— START —
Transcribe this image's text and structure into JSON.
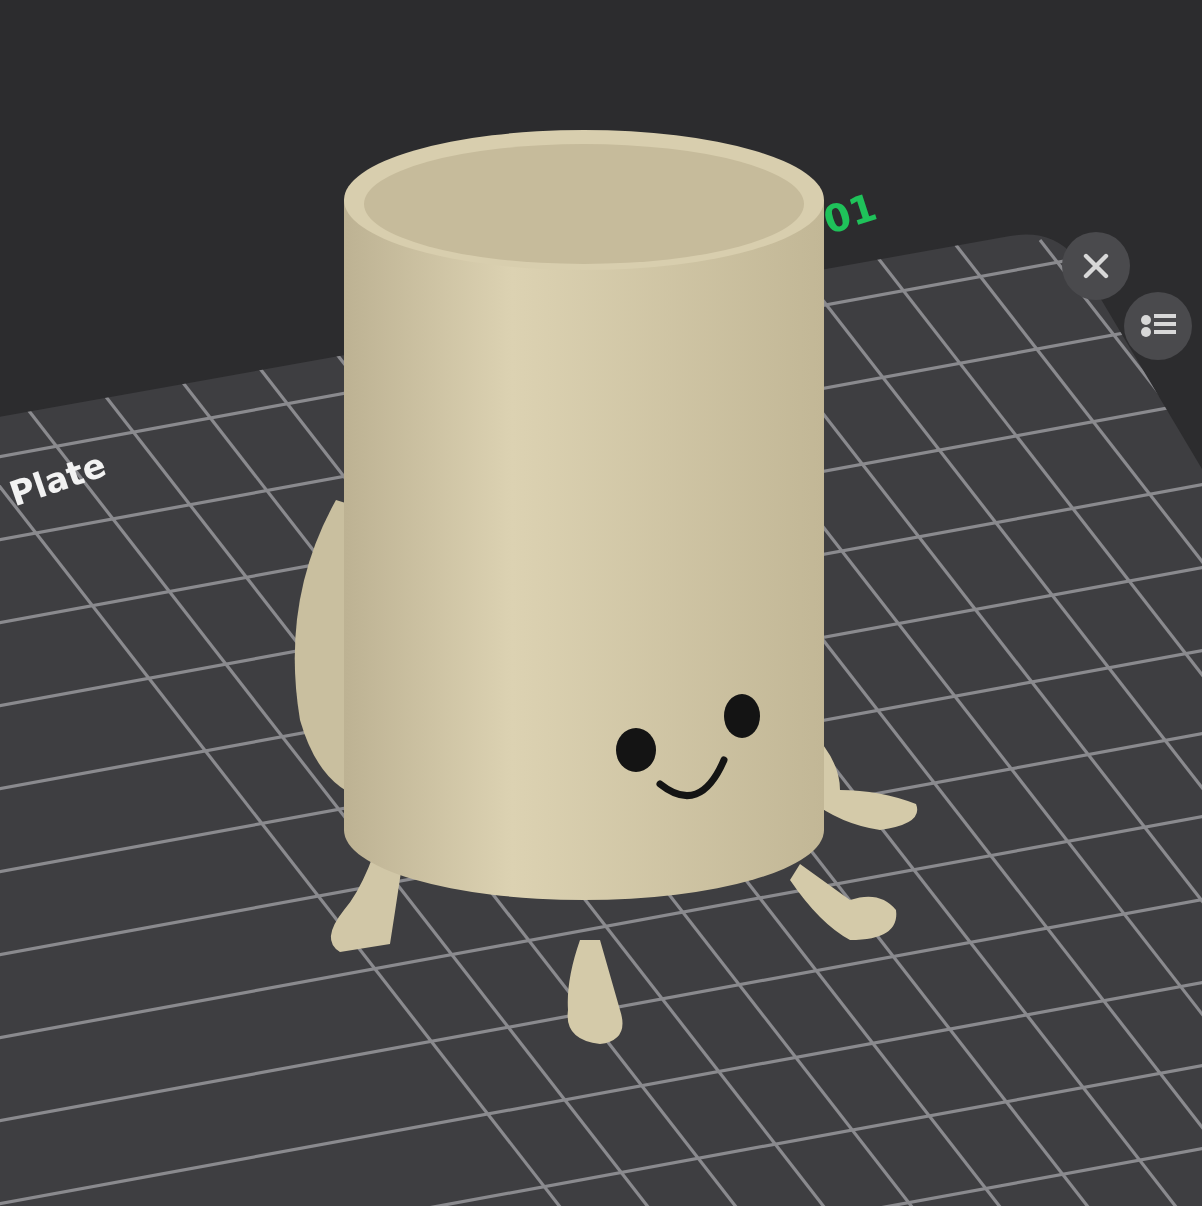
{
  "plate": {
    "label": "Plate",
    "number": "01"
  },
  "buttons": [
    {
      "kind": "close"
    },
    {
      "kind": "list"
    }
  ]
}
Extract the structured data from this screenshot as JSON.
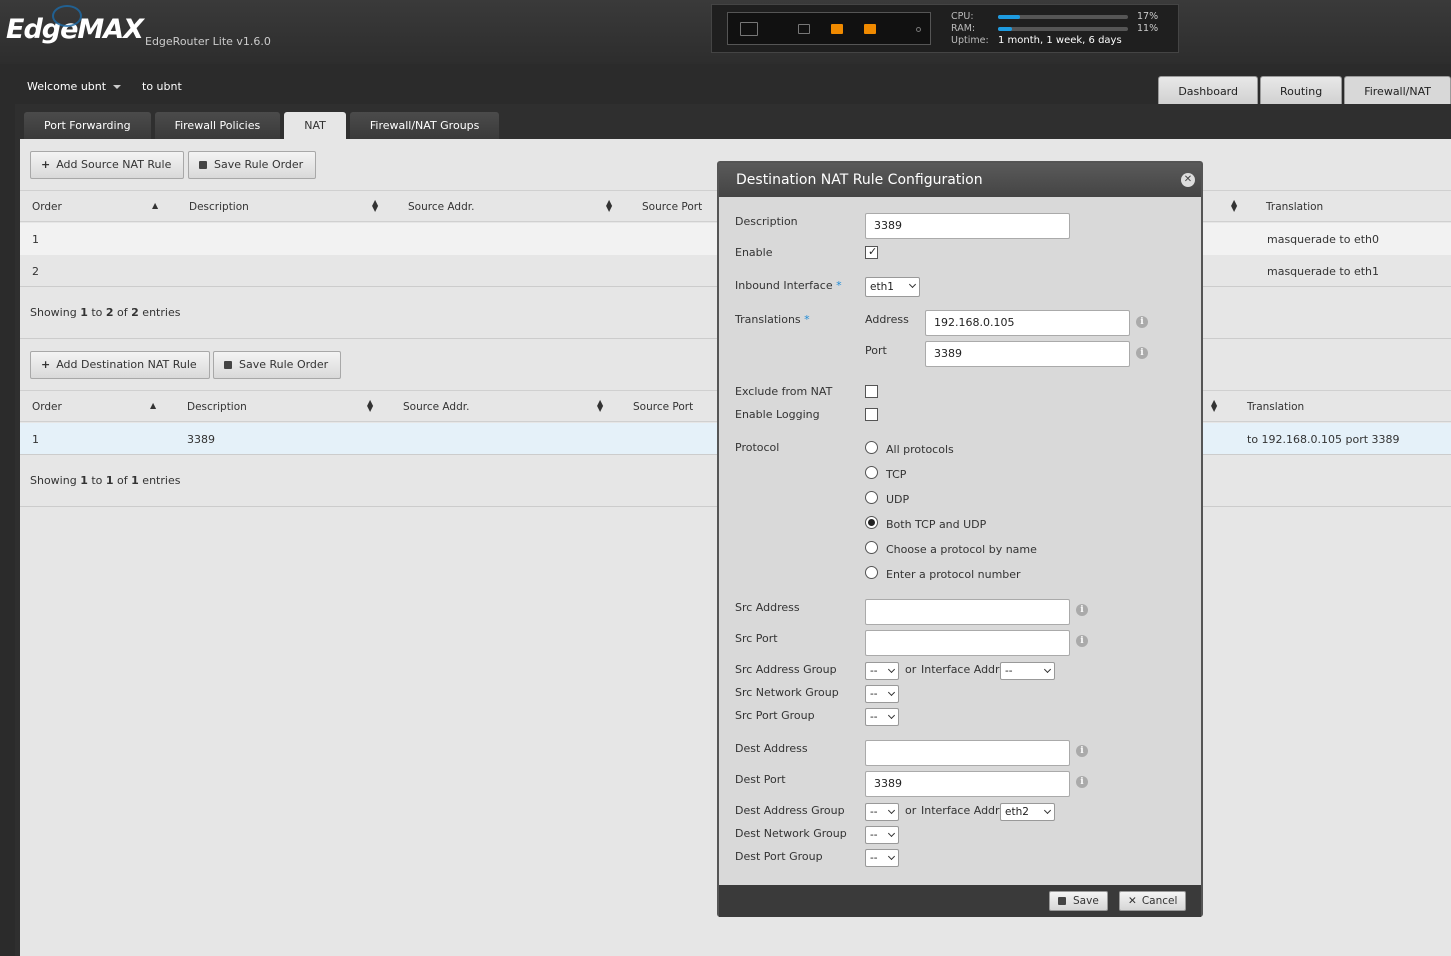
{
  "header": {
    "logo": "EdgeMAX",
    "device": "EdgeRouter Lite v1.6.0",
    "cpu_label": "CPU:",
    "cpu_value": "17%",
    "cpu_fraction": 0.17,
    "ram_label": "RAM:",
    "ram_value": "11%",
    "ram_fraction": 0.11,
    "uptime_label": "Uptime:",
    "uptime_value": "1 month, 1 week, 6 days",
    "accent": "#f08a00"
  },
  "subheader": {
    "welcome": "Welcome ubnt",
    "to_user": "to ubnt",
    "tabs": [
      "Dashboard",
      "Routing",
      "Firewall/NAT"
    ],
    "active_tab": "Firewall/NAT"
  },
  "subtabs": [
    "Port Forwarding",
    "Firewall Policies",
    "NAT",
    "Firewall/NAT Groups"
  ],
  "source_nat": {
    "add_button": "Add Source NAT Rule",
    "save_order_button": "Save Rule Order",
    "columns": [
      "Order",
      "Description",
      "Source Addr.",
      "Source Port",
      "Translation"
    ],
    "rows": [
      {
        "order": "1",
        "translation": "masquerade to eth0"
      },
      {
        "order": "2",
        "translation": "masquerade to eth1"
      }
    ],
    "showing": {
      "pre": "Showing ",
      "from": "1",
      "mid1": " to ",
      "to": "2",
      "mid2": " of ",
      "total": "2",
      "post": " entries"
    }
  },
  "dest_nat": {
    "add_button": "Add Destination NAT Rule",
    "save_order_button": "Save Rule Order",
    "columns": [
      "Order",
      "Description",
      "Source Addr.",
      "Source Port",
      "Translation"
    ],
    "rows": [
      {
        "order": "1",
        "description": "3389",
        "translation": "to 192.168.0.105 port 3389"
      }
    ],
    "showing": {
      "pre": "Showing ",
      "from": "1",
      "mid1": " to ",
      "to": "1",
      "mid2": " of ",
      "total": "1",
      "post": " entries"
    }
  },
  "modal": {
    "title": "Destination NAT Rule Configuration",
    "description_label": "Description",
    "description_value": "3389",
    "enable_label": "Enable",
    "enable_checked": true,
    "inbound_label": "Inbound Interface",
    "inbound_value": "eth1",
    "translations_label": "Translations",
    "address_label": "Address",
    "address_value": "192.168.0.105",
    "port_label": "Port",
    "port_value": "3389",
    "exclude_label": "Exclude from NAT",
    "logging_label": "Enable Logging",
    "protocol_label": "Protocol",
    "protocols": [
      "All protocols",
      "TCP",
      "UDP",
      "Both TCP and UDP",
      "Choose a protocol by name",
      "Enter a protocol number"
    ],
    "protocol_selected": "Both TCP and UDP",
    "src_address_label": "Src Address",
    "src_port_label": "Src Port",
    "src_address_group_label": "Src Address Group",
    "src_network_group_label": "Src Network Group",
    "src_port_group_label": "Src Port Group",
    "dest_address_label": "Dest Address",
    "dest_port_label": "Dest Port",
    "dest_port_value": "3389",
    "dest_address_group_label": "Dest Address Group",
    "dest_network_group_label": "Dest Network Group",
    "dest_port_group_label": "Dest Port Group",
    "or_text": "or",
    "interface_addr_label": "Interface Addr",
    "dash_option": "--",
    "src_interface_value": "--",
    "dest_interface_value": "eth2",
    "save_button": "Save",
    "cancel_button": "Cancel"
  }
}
— END —
Given request
Using the data above, write out every line exactly, leaving the images behind.

Solution to this exercise
Transcribe this image's text and structure into JSON.
{
  "plate": {
    "label": "Plate",
    "number": "01"
  },
  "buttons": [
    {
      "kind": "close"
    },
    {
      "kind": "list"
    }
  ]
}
Extract the structured data from this screenshot as JSON.
{
  "header": {
    "logo": "EdgeMAX",
    "device": "EdgeRouter Lite v1.6.0",
    "cpu_label": "CPU:",
    "cpu_value": "17%",
    "cpu_fraction": 0.17,
    "ram_label": "RAM:",
    "ram_value": "11%",
    "ram_fraction": 0.11,
    "uptime_label": "Uptime:",
    "uptime_value": "1 month, 1 week, 6 days",
    "accent": "#f08a00"
  },
  "subheader": {
    "welcome": "Welcome ubnt",
    "to_user": "to ubnt",
    "tabs": [
      "Dashboard",
      "Routing",
      "Firewall/NAT"
    ],
    "active_tab": "Firewall/NAT"
  },
  "subtabs": [
    "Port Forwarding",
    "Firewall Policies",
    "NAT",
    "Firewall/NAT Groups"
  ],
  "source_nat": {
    "add_button": "Add Source NAT Rule",
    "save_order_button": "Save Rule Order",
    "columns": [
      "Order",
      "Description",
      "Source Addr.",
      "Source Port",
      "Translation"
    ],
    "rows": [
      {
        "order": "1",
        "translation": "masquerade to eth0"
      },
      {
        "order": "2",
        "translation": "masquerade to eth1"
      }
    ],
    "showing": {
      "pre": "Showing ",
      "from": "1",
      "mid1": " to ",
      "to": "2",
      "mid2": " of ",
      "total": "2",
      "post": " entries"
    }
  },
  "dest_nat": {
    "add_button": "Add Destination NAT Rule",
    "save_order_button": "Save Rule Order",
    "columns": [
      "Order",
      "Description",
      "Source Addr.",
      "Source Port",
      "Translation"
    ],
    "rows": [
      {
        "order": "1",
        "description": "3389",
        "translation": "to 192.168.0.105 port 3389"
      }
    ],
    "showing": {
      "pre": "Showing ",
      "from": "1",
      "mid1": " to ",
      "to": "1",
      "mid2": " of ",
      "total": "1",
      "post": " entries"
    }
  },
  "modal": {
    "title": "Destination NAT Rule Configuration",
    "description_label": "Description",
    "description_value": "3389",
    "enable_label": "Enable",
    "enable_checked": true,
    "inbound_label": "Inbound Interface",
    "inbound_value": "eth1",
    "translations_label": "Translations",
    "address_label": "Address",
    "address_value": "192.168.0.105",
    "port_label": "Port",
    "port_value": "3389",
    "exclude_label": "Exclude from NAT",
    "logging_label": "Enable Logging",
    "protocol_label": "Protocol",
    "protocols": [
      "All protocols",
      "TCP",
      "UDP",
      "Both TCP and UDP",
      "Choose a protocol by name",
      "Enter a protocol number"
    ],
    "protocol_selected": "Both TCP and UDP",
    "src_address_label": "Src Address",
    "src_port_label": "Src Port",
    "src_address_group_label": "Src Address Group",
    "src_network_group_label": "Src Network Group",
    "src_port_group_label": "Src Port Group",
    "dest_address_label": "Dest Address",
    "dest_port_label": "Dest Port",
    "dest_port_value": "3389",
    "dest_address_group_label": "Dest Address Group",
    "dest_network_group_label": "Dest Network Group",
    "dest_port_group_label": "Dest Port Group",
    "or_text": "or",
    "interface_addr_label": "Interface Addr",
    "dash_option": "--",
    "src_interface_value": "--",
    "dest_interface_value": "eth2",
    "save_button": "Save",
    "cancel_button": "Cancel"
  }
}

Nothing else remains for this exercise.